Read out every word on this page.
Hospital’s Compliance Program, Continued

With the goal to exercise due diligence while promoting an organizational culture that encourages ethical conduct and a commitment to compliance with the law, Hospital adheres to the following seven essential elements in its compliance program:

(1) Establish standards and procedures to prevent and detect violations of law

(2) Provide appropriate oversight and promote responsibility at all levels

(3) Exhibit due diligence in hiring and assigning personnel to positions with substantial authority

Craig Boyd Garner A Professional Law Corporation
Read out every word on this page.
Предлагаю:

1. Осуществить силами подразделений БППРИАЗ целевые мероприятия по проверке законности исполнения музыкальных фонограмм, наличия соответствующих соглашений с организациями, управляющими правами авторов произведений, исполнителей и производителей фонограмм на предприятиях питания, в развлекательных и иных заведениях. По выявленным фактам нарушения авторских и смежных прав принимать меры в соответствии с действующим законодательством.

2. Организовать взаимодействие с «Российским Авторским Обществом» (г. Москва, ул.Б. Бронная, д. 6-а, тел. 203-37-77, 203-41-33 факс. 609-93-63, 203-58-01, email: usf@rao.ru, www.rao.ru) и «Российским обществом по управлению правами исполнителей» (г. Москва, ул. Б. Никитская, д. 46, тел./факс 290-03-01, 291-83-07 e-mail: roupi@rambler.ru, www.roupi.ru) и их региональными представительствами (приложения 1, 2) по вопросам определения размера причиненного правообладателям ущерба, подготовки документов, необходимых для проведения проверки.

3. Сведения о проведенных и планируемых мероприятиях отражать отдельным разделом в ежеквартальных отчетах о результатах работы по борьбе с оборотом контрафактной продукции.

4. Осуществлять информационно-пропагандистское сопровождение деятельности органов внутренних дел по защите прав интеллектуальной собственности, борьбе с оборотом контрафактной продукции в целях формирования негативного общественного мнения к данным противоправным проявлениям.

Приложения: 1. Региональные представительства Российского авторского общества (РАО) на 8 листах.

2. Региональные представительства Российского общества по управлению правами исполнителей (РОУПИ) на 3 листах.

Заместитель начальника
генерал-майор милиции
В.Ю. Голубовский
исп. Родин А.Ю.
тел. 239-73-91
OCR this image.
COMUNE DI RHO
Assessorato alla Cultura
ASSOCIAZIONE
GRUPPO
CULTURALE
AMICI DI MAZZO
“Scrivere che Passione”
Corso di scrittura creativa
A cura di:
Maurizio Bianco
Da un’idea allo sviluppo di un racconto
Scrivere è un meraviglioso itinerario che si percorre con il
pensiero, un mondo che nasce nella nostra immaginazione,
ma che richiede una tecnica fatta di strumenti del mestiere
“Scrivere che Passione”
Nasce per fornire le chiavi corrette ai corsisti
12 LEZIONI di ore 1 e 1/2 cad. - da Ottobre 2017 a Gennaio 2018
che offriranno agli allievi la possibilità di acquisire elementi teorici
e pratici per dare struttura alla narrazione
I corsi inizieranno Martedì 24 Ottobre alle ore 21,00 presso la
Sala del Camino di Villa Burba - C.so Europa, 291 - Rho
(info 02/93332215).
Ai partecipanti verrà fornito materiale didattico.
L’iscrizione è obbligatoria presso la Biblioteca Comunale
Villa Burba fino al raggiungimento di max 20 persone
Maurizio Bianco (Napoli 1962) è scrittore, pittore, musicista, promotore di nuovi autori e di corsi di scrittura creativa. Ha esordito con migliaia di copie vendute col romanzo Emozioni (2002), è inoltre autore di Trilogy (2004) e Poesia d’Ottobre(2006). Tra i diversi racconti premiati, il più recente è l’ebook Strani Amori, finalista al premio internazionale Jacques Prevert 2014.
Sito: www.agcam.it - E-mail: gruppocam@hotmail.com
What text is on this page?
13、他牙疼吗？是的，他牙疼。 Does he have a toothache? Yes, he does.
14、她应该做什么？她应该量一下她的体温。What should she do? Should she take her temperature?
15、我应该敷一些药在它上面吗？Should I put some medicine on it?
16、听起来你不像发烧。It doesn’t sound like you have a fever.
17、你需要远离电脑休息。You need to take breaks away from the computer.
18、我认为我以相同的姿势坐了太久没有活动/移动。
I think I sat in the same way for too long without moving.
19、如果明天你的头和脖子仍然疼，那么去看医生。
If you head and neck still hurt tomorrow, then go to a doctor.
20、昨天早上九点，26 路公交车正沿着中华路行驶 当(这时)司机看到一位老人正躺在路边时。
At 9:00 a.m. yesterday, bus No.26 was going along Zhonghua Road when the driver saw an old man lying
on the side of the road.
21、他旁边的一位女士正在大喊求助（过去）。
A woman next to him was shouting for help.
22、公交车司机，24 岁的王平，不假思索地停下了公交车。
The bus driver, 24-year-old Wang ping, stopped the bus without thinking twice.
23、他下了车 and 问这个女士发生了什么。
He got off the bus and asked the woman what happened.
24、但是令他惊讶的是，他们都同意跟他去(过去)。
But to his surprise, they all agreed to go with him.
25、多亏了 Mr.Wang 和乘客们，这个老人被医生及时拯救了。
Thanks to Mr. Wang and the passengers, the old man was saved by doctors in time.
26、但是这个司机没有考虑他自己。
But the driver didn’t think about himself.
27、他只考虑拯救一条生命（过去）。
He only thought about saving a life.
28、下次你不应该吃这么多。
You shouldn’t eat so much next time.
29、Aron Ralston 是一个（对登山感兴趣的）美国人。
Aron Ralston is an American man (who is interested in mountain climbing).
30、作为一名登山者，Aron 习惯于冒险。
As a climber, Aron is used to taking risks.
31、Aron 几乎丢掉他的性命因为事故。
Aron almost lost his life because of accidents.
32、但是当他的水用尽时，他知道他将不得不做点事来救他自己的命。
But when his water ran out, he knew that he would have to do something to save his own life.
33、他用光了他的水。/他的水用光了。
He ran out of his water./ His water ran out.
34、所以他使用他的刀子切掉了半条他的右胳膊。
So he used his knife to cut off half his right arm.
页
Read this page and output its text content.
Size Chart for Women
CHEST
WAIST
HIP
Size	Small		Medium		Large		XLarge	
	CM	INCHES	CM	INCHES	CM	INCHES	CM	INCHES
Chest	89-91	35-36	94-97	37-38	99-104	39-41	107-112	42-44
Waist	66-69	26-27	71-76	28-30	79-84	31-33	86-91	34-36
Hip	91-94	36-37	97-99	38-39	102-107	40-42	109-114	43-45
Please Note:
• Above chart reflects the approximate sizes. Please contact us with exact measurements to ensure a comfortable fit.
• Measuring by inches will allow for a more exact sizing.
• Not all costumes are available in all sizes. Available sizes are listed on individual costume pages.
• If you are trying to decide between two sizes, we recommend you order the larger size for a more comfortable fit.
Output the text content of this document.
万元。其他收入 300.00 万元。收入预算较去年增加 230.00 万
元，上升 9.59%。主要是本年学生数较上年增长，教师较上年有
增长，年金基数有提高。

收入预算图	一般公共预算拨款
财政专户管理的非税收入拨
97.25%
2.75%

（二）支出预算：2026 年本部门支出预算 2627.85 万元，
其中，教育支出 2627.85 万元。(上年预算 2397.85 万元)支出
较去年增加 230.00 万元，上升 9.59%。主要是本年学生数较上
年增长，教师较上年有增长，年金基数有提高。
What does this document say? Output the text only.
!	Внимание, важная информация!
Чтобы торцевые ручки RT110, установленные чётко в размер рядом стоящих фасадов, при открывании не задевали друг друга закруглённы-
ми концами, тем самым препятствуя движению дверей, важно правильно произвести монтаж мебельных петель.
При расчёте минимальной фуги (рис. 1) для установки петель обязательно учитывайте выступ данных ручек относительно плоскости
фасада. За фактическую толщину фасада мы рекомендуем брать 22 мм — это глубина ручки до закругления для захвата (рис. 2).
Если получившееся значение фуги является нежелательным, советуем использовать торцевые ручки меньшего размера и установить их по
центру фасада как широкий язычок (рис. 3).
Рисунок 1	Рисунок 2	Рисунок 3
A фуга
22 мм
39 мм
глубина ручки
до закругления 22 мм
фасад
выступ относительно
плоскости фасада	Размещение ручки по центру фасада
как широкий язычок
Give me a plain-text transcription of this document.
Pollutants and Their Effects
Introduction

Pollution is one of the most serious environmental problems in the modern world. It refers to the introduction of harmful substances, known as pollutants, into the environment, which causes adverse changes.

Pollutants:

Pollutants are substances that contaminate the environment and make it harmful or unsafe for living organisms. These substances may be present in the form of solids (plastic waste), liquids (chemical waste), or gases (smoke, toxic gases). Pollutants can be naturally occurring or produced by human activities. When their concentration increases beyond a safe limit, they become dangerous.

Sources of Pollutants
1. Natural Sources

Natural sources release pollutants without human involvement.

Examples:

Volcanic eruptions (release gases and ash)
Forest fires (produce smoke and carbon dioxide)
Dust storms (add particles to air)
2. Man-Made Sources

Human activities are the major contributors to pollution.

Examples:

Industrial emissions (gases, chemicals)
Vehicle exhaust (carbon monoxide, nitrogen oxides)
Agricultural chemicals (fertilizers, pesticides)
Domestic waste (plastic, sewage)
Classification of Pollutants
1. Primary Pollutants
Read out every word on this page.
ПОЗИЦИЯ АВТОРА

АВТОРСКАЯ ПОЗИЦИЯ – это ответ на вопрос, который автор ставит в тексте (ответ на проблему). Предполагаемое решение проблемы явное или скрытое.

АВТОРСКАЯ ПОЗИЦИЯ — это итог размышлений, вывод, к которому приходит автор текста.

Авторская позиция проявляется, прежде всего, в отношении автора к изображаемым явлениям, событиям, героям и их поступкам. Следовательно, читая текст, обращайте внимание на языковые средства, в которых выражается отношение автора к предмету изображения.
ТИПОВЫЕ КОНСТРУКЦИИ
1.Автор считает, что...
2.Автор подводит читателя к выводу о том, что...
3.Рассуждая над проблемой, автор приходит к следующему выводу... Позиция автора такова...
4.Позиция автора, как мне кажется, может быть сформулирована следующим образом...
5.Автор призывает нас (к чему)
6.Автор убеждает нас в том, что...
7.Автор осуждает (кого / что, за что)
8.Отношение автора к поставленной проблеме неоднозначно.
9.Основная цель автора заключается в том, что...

........

• Exercise brief:
Respond with the number of lines containing "плоскости" and no additional words.

• Result below:
2